Records contained in a dataset:

>>>>>

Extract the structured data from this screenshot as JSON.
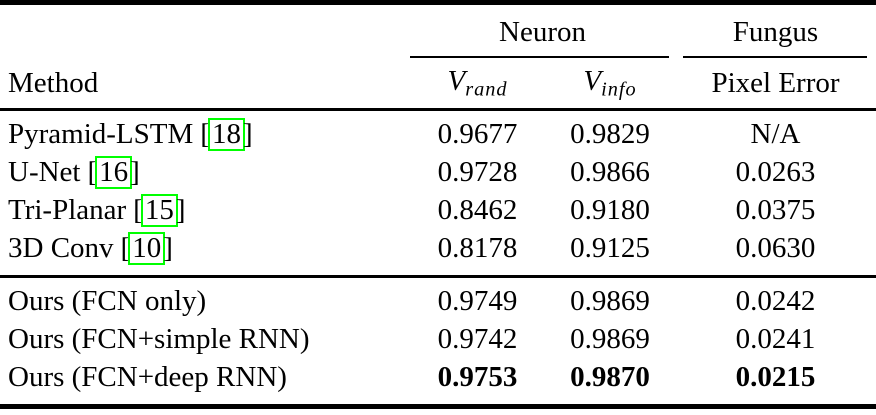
{
  "table": {
    "group_headers": {
      "neuron": "Neuron",
      "fungus": "Fungus"
    },
    "column_headers": {
      "method": "Method",
      "v_rand": {
        "base": "V",
        "sub": "rand"
      },
      "v_info": {
        "base": "V",
        "sub": "info"
      },
      "pixel_error": "Pixel Error"
    },
    "citation": {
      "open": "[",
      "close": "]"
    },
    "rows": [
      {
        "method": "Pyramid-LSTM",
        "cite": "18",
        "v_rand": "0.9677",
        "v_info": "0.9829",
        "pixel_error": "N/A",
        "bold": false
      },
      {
        "method": "U-Net",
        "cite": "16",
        "v_rand": "0.9728",
        "v_info": "0.9866",
        "pixel_error": "0.0263",
        "bold": false
      },
      {
        "method": "Tri-Planar",
        "cite": "15",
        "v_rand": "0.8462",
        "v_info": "0.9180",
        "pixel_error": "0.0375",
        "bold": false
      },
      {
        "method": "3D Conv",
        "cite": "10",
        "v_rand": "0.8178",
        "v_info": "0.9125",
        "pixel_error": "0.0630",
        "bold": false
      },
      {
        "method": "Ours (FCN only)",
        "v_rand": "0.9749",
        "v_info": "0.9869",
        "pixel_error": "0.0242",
        "bold": false
      },
      {
        "method": "Ours (FCN+simple RNN)",
        "v_rand": "0.9742",
        "v_info": "0.9869",
        "pixel_error": "0.0241",
        "bold": false
      },
      {
        "method": "Ours (FCN+deep RNN)",
        "v_rand": "0.9753",
        "v_info": "0.9870",
        "pixel_error": "0.0215",
        "bold": true
      }
    ],
    "colors": {
      "text": "#000000",
      "rule": "#000000",
      "background": "#ffffff",
      "citation_box": "#00ff00"
    }
  }
}
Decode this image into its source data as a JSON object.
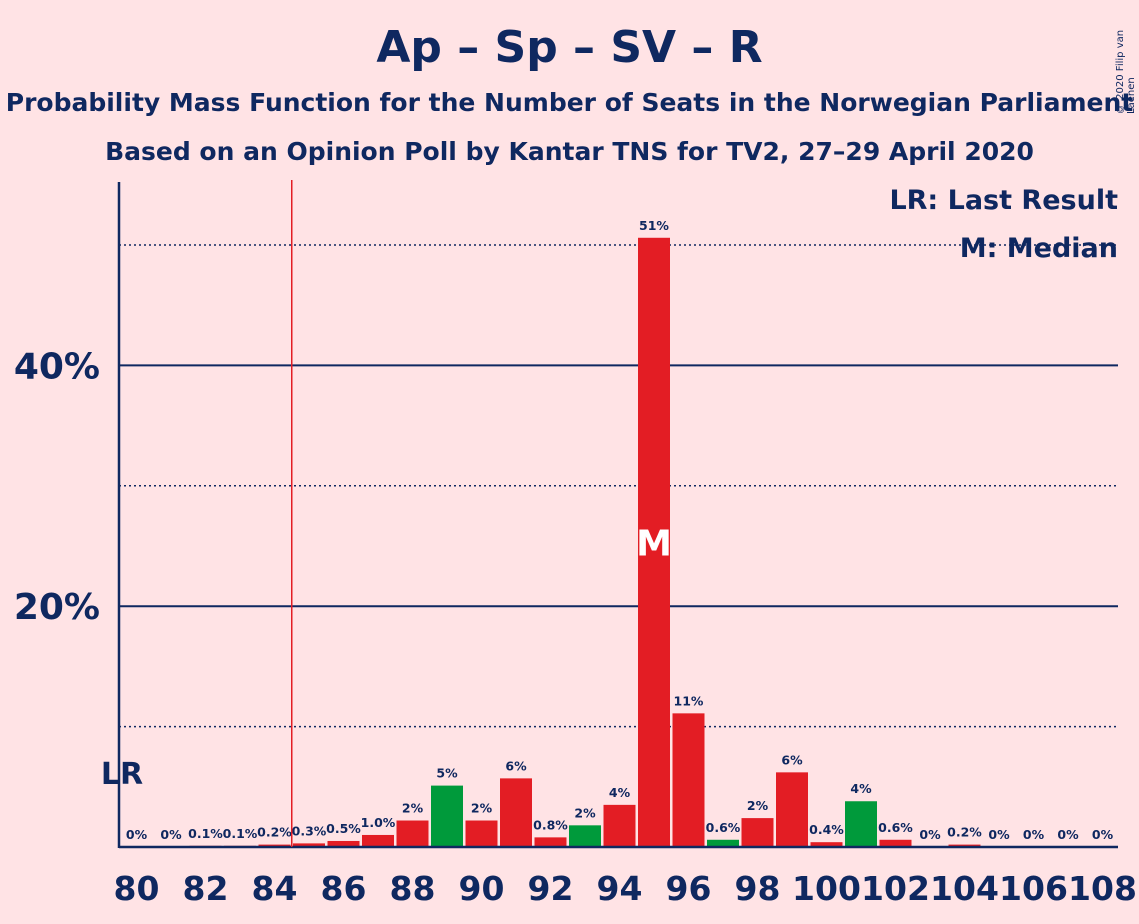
{
  "title": "Ap – Sp – SV – R",
  "subtitle_1": "Probability Mass Function for the Number of Seats in the Norwegian Parliament",
  "subtitle_2": "Based on an Opinion Poll by Kantar TNS for TV2, 27–29 April 2020",
  "copyright": "© 2020 Filip van Laenen",
  "legend": {
    "last_result": "LR: Last Result",
    "median": "M: Median"
  },
  "colors": {
    "background": "#FFE3E5",
    "axis": "#0F2860",
    "red": "#E31D24",
    "green": "#009A3B",
    "lr_line": "#E31D24"
  },
  "chart_data": {
    "type": "bar",
    "x": [
      80,
      81,
      82,
      83,
      84,
      85,
      86,
      87,
      88,
      89,
      90,
      91,
      92,
      93,
      94,
      95,
      96,
      97,
      98,
      99,
      100,
      101,
      102,
      103,
      104,
      105,
      106,
      107,
      108
    ],
    "values": [
      0,
      0,
      0.1,
      0.1,
      0.2,
      0.3,
      0.5,
      1.0,
      2.2,
      5.1,
      2.2,
      5.7,
      0.8,
      1.8,
      3.5,
      50.6,
      11.1,
      0.6,
      2.4,
      6.2,
      0.4,
      3.8,
      0.6,
      0,
      0.2,
      0,
      0,
      0,
      0
    ],
    "labels": [
      "0%",
      "0%",
      "0.1%",
      "0.1%",
      "0.2%",
      "0.3%",
      "0.5%",
      "1.0%",
      "2%",
      "5%",
      "2%",
      "6%",
      "0.8%",
      "2%",
      "4%",
      "51%",
      "11%",
      "0.6%",
      "2%",
      "6%",
      "0.4%",
      "4%",
      "0.6%",
      "0%",
      "0.2%",
      "0%",
      "0%",
      "0%",
      "0%"
    ],
    "bar_colors": [
      "red",
      "red",
      "red",
      "red",
      "red",
      "red",
      "red",
      "red",
      "red",
      "green",
      "red",
      "red",
      "red",
      "green",
      "red",
      "red",
      "red",
      "green",
      "red",
      "red",
      "red",
      "green",
      "red",
      "red",
      "red",
      "red",
      "red",
      "red",
      "red"
    ],
    "x_tick_labels": [
      "80",
      "82",
      "84",
      "86",
      "88",
      "90",
      "92",
      "94",
      "96",
      "98",
      "100",
      "102",
      "104",
      "106",
      "108"
    ],
    "y_tick_labels": [
      "20%",
      "40%"
    ],
    "y_ticks": [
      20,
      40
    ],
    "y_minor_gridlines": [
      10,
      30,
      50
    ],
    "ylim": [
      0,
      55
    ],
    "last_result": 85,
    "last_result_label": "LR",
    "median": 95,
    "median_label": "M",
    "legend_position": "top-right"
  }
}
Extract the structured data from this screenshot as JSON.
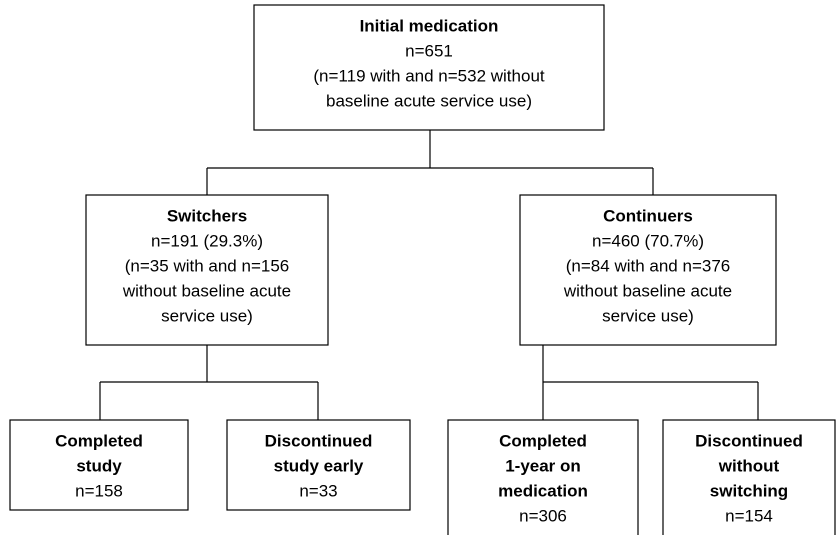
{
  "nodes": [
    {
      "title": [
        "Initial medication"
      ],
      "lines": [
        "n=651",
        "(n=119 with and n=532 without",
        "baseline acute service use)"
      ]
    },
    {
      "title": [
        "Switchers"
      ],
      "lines": [
        "n=191 (29.3%)",
        "(n=35 with and n=156",
        "without baseline acute",
        "service use)"
      ]
    },
    {
      "title": [
        "Continuers"
      ],
      "lines": [
        "n=460 (70.7%)",
        "(n=84 with and n=376",
        "without baseline acute",
        "service use)"
      ]
    },
    {
      "title": [
        "Completed",
        "study"
      ],
      "lines": [
        "n=158"
      ]
    },
    {
      "title": [
        "Discontinued",
        "study early"
      ],
      "lines": [
        "n=33"
      ]
    },
    {
      "title": [
        "Completed",
        "1-year on",
        "medication"
      ],
      "lines": [
        "n=306"
      ]
    },
    {
      "title": [
        "Discontinued",
        "without",
        "switching"
      ],
      "lines": [
        "n=154"
      ]
    }
  ]
}
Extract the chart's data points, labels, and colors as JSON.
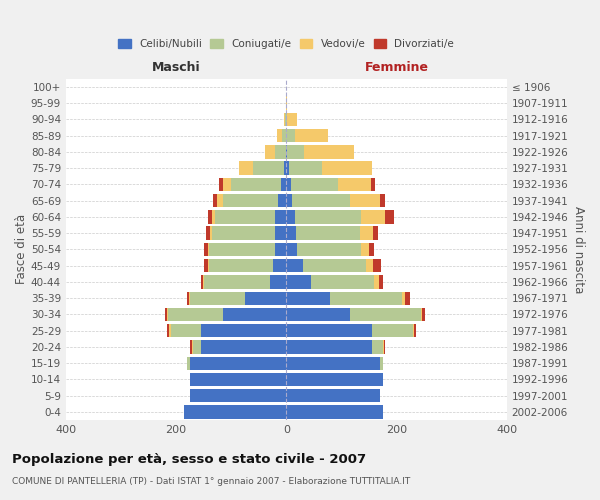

<<<<<

Write out the whole listing again, exactly, with no pictures.

_Answer for this exercise:_
Extract the structured data from this screenshot as JSON.
{
  "table": {
    "group_headers": {
      "neuron": "Neuron",
      "fungus": "Fungus"
    },
    "column_headers": {
      "method": "Method",
      "v_rand": {
        "base": "V",
        "sub": "rand"
      },
      "v_info": {
        "base": "V",
        "sub": "info"
      },
      "pixel_error": "Pixel Error"
    },
    "citation": {
      "open": "[",
      "close": "]"
    },
    "rows": [
      {
        "method": "Pyramid-LSTM",
        "cite": "18",
        "v_rand": "0.9677",
        "v_info": "0.9829",
        "pixel_error": "N/A",
        "bold": false
      },
      {
        "method": "U-Net",
        "cite": "16",
        "v_rand": "0.9728",
        "v_info": "0.9866",
        "pixel_error": "0.0263",
        "bold": false
      },
      {
        "method": "Tri-Planar",
        "cite": "15",
        "v_rand": "0.8462",
        "v_info": "0.9180",
        "pixel_error": "0.0375",
        "bold": false
      },
      {
        "method": "3D Conv",
        "cite": "10",
        "v_rand": "0.8178",
        "v_info": "0.9125",
        "pixel_error": "0.0630",
        "bold": false
      },
      {
        "method": "Ours (FCN only)",
        "v_rand": "0.9749",
        "v_info": "0.9869",
        "pixel_error": "0.0242",
        "bold": false
      },
      {
        "method": "Ours (FCN+simple RNN)",
        "v_rand": "0.9742",
        "v_info": "0.9869",
        "pixel_error": "0.0241",
        "bold": false
      },
      {
        "method": "Ours (FCN+deep RNN)",
        "v_rand": "0.9753",
        "v_info": "0.9870",
        "pixel_error": "0.0215",
        "bold": true
      }
    ],
    "colors": {
      "text": "#000000",
      "rule": "#000000",
      "background": "#ffffff",
      "citation_box": "#00ff00"
    }
  }
}
Decode this image into its source data as a JSON object.
{
  "title": "Ap – Sp – SV – R",
  "subtitle_1": "Probability Mass Function for the Number of Seats in the Norwegian Parliament",
  "subtitle_2": "Based on an Opinion Poll by Kantar TNS for TV2, 27–29 April 2020",
  "copyright": "© 2020 Filip van Laenen",
  "legend": {
    "last_result": "LR: Last Result",
    "median": "M: Median"
  },
  "colors": {
    "background": "#FFE3E5",
    "axis": "#0F2860",
    "red": "#E31D24",
    "green": "#009A3B",
    "lr_line": "#E31D24"
  },
  "chart_data": {
    "type": "bar",
    "x": [
      80,
      81,
      82,
      83,
      84,
      85,
      86,
      87,
      88,
      89,
      90,
      91,
      92,
      93,
      94,
      95,
      96,
      97,
      98,
      99,
      100,
      101,
      102,
      103,
      104,
      105,
      106,
      107,
      108
    ],
    "values": [
      0,
      0,
      0.1,
      0.1,
      0.2,
      0.3,
      0.5,
      1.0,
      2.2,
      5.1,
      2.2,
      5.7,
      0.8,
      1.8,
      3.5,
      50.6,
      11.1,
      0.6,
      2.4,
      6.2,
      0.4,
      3.8,
      0.6,
      0,
      0.2,
      0,
      0,
      0,
      0
    ],
    "labels": [
      "0%",
      "0%",
      "0.1%",
      "0.1%",
      "0.2%",
      "0.3%",
      "0.5%",
      "1.0%",
      "2%",
      "5%",
      "2%",
      "6%",
      "0.8%",
      "2%",
      "4%",
      "51%",
      "11%",
      "0.6%",
      "2%",
      "6%",
      "0.4%",
      "4%",
      "0.6%",
      "0%",
      "0.2%",
      "0%",
      "0%",
      "0%",
      "0%"
    ],
    "bar_colors": [
      "red",
      "red",
      "red",
      "red",
      "red",
      "red",
      "red",
      "red",
      "red",
      "green",
      "red",
      "red",
      "red",
      "green",
      "red",
      "red",
      "red",
      "green",
      "red",
      "red",
      "red",
      "green",
      "red",
      "red",
      "red",
      "red",
      "red",
      "red",
      "red"
    ],
    "x_tick_labels": [
      "80",
      "82",
      "84",
      "86",
      "88",
      "90",
      "92",
      "94",
      "96",
      "98",
      "100",
      "102",
      "104",
      "106",
      "108"
    ],
    "y_tick_labels": [
      "20%",
      "40%"
    ],
    "y_ticks": [
      20,
      40
    ],
    "y_minor_gridlines": [
      10,
      30,
      50
    ],
    "ylim": [
      0,
      55
    ],
    "last_result": 85,
    "last_result_label": "LR",
    "median": 95,
    "median_label": "M",
    "legend_position": "top-right"
  }
}
Extract the structured data from this screenshot as JSON.
{
  "nodes": [
    {
      "title": [
        "Initial medication"
      ],
      "lines": [
        "n=651",
        "(n=119 with and n=532 without",
        "baseline acute service use)"
      ]
    },
    {
      "title": [
        "Switchers"
      ],
      "lines": [
        "n=191 (29.3%)",
        "(n=35 with and n=156",
        "without baseline acute",
        "service use)"
      ]
    },
    {
      "title": [
        "Continuers"
      ],
      "lines": [
        "n=460 (70.7%)",
        "(n=84 with and n=376",
        "without baseline acute",
        "service use)"
      ]
    },
    {
      "title": [
        "Completed",
        "study"
      ],
      "lines": [
        "n=158"
      ]
    },
    {
      "title": [
        "Discontinued",
        "study early"
      ],
      "lines": [
        "n=33"
      ]
    },
    {
      "title": [
        "Completed",
        "1-year on",
        "medication"
      ],
      "lines": [
        "n=306"
      ]
    },
    {
      "title": [
        "Discontinued",
        "without",
        "switching"
      ],
      "lines": [
        "n=154"
      ]
    }
  ]
}
Extract the chart's data points, labels, and colors as JSON.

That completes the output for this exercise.